▶ Task to carry out:
Tally up how many lines in the listing below contain the string "Наречия", and give only the total.

▶ A run of records:
===============

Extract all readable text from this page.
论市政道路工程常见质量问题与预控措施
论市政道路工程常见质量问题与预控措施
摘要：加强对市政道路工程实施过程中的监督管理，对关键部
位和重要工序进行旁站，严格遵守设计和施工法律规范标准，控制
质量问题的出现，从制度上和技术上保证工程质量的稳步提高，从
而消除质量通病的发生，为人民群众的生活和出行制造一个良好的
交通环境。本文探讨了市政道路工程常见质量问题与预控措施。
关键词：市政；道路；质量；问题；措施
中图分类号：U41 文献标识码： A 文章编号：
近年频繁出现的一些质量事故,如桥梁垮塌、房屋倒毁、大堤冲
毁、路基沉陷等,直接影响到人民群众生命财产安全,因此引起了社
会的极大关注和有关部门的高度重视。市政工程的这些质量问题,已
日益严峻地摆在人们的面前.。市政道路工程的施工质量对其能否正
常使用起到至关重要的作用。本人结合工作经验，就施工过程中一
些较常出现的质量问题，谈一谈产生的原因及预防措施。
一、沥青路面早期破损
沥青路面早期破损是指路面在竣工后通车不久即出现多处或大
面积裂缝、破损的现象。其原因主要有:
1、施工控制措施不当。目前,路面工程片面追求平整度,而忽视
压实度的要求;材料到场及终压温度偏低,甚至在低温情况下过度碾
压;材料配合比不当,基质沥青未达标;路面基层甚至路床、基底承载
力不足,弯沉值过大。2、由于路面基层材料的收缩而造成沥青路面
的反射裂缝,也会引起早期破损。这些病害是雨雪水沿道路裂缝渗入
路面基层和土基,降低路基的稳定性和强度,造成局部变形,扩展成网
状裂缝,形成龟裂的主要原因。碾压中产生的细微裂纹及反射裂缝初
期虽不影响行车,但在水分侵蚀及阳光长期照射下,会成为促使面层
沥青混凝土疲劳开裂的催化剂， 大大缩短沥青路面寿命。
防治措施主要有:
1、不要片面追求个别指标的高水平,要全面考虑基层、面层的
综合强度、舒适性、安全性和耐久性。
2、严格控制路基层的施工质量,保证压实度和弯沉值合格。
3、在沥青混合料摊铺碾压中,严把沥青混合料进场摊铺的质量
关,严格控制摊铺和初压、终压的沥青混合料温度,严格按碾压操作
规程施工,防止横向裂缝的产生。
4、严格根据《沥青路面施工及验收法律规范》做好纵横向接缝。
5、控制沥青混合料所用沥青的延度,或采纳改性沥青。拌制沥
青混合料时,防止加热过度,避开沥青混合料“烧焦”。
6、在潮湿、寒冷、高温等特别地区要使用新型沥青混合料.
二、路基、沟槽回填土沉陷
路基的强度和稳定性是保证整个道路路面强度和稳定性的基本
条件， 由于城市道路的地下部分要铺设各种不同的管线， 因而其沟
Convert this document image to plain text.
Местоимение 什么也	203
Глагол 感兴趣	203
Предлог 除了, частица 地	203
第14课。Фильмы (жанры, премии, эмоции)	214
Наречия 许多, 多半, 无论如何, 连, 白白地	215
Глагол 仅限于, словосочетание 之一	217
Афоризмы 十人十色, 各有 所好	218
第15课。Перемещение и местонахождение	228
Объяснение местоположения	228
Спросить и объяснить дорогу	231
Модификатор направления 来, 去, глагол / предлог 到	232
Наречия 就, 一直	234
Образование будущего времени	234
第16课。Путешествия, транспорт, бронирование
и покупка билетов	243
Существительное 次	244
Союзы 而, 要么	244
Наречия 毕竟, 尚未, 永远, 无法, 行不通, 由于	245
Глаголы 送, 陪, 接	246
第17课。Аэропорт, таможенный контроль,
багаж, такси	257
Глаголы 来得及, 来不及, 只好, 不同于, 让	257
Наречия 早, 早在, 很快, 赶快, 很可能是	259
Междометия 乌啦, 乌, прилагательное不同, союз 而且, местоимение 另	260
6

===============

▶ Problem solution:
4